Reproduce all of the material word for word.

Stored dataset items:
--- BEGIN ---

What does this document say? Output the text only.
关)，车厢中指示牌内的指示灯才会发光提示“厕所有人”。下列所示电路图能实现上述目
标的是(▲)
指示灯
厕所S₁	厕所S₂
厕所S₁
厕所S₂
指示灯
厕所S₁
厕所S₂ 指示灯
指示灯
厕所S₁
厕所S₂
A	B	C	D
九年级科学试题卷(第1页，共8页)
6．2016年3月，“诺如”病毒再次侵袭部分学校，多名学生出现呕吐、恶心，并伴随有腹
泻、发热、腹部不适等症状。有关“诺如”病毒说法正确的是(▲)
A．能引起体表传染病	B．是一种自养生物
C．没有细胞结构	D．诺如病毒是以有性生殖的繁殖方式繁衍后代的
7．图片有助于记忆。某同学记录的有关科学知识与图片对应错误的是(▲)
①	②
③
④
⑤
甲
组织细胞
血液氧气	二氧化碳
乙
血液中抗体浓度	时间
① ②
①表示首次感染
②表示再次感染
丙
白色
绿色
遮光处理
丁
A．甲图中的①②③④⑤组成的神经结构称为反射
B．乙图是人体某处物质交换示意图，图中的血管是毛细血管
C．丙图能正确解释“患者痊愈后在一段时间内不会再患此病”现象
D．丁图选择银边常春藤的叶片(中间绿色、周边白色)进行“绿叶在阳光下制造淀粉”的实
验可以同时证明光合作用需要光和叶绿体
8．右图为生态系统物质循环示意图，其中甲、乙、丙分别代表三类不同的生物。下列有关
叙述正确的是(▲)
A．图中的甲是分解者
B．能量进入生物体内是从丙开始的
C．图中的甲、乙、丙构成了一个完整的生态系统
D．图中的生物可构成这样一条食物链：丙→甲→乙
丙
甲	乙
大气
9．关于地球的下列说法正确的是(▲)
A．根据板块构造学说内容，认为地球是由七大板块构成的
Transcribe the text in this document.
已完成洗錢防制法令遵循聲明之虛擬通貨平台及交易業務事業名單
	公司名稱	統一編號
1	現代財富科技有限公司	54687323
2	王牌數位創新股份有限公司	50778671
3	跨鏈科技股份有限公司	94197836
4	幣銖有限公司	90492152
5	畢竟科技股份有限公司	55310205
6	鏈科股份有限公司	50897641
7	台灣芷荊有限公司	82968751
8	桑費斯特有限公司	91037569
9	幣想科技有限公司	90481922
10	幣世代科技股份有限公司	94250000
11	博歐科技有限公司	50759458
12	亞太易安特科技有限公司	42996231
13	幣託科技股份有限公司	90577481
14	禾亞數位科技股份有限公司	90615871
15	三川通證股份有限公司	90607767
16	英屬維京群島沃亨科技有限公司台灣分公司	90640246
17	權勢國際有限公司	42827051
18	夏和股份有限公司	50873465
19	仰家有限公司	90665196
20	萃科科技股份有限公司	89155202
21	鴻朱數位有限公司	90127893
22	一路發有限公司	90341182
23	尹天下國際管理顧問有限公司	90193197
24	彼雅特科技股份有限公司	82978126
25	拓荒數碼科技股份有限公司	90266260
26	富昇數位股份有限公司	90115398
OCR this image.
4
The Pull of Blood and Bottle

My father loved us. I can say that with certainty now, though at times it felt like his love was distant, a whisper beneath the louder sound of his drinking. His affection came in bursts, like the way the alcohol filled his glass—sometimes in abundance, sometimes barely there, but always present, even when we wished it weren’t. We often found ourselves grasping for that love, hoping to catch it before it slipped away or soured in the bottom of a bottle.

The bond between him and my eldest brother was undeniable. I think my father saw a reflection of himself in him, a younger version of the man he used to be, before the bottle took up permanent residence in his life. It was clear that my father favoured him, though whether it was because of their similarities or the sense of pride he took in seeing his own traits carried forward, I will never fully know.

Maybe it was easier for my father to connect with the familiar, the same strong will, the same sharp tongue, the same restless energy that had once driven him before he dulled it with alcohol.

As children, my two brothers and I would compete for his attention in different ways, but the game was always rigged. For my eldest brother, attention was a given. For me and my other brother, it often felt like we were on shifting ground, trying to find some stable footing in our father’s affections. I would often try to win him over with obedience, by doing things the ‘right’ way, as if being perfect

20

--- END ---

* **RESPONSE TO THIS EXERCISE**
What does this document say? Output the text only.
关)，车厢中指示牌内的指示灯才会发光提示“厕所有人”。下列所示电路图能实现上述目
标的是(▲)
指示灯
厕所S₁	厕所S₂
厕所S₁
厕所S₂
指示灯
厕所S₁
厕所S₂ 指示灯
指示灯
厕所S₁
厕所S₂
A	B	C	D
九年级科学试题卷(第1页，共8页)
6．2016年3月，“诺如”病毒再次侵袭部分学校，多名学生出现呕吐、恶心，并伴随有腹
泻、发热、腹部不适等症状。有关“诺如”病毒说法正确的是(▲)
A．能引起体表传染病	B．是一种自养生物
C．没有细胞结构	D．诺如病毒是以有性生殖的繁殖方式繁衍后代的
7．图片有助于记忆。某同学记录的有关科学知识与图片对应错误的是(▲)
①	②
③
④
⑤
甲
组织细胞
血液氧气	二氧化碳
乙
血液中抗体浓度	时间
① ②
①表示首次感染
②表示再次感染
丙
白色
绿色
遮光处理
丁
A．甲图中的①②③④⑤组成的神经结构称为反射
B．乙图是人体某处物质交换示意图，图中的血管是毛细血管
C．丙图能正确解释“患者痊愈后在一段时间内不会再患此病”现象
D．丁图选择银边常春藤的叶片(中间绿色、周边白色)进行“绿叶在阳光下制造淀粉”的实
验可以同时证明光合作用需要光和叶绿体
8．右图为生态系统物质循环示意图，其中甲、乙、丙分别代表三类不同的生物。下列有关
叙述正确的是(▲)
A．图中的甲是分解者
B．能量进入生物体内是从丙开始的
C．图中的甲、乙、丙构成了一个完整的生态系统
D．图中的生物可构成这样一条食物链：丙→甲→乙
丙
甲	乙
大气
9．关于地球的下列说法正确的是(▲)
A．根据板块构造学说内容，认为地球是由七大板块构成的
Transcribe the text in this document.
已完成洗錢防制法令遵循聲明之虛擬通貨平台及交易業務事業名單
	公司名稱	統一編號
1	現代財富科技有限公司	54687323
2	王牌數位創新股份有限公司	50778671
3	跨鏈科技股份有限公司	94197836
4	幣銖有限公司	90492152
5	畢竟科技股份有限公司	55310205
6	鏈科股份有限公司	50897641
7	台灣芷荊有限公司	82968751
8	桑費斯特有限公司	91037569
9	幣想科技有限公司	90481922
10	幣世代科技股份有限公司	94250000
11	博歐科技有限公司	50759458
12	亞太易安特科技有限公司	42996231
13	幣託科技股份有限公司	90577481
14	禾亞數位科技股份有限公司	90615871
15	三川通證股份有限公司	90607767
16	英屬維京群島沃亨科技有限公司台灣分公司	90640246
17	權勢國際有限公司	42827051
18	夏和股份有限公司	50873465
19	仰家有限公司	90665196
20	萃科科技股份有限公司	89155202
21	鴻朱數位有限公司	90127893
22	一路發有限公司	90341182
23	尹天下國際管理顧問有限公司	90193197
24	彼雅特科技股份有限公司	82978126
25	拓荒數碼科技股份有限公司	90266260
26	富昇數位股份有限公司	90115398
OCR this image.
4
The Pull of Blood and Bottle

My father loved us. I can say that with certainty now, though at times it felt like his love was distant, a whisper beneath the louder sound of his drinking. His affection came in bursts, like the way the alcohol filled his glass—sometimes in abundance, sometimes barely there, but always present, even when we wished it weren’t. We often found ourselves grasping for that love, hoping to catch it before it slipped away or soured in the bottom of a bottle.

The bond between him and my eldest brother was undeniable. I think my father saw a reflection of himself in him, a younger version of the man he used to be, before the bottle took up permanent residence in his life. It was clear that my father favoured him, though whether it was because of their similarities or the sense of pride he took in seeing his own traits carried forward, I will never fully know.

Maybe it was easier for my father to connect with the familiar, the same strong will, the same sharp tongue, the same restless energy that had once driven him before he dulled it with alcohol.

As children, my two brothers and I would compete for his attention in different ways, but the game was always rigged. For my eldest brother, attention was a given. For me and my other brother, it often felt like we were on shifting ground, trying to find some stable footing in our father’s affections. I would often try to win him over with obedience, by doing things the ‘right’ way, as if being perfect

20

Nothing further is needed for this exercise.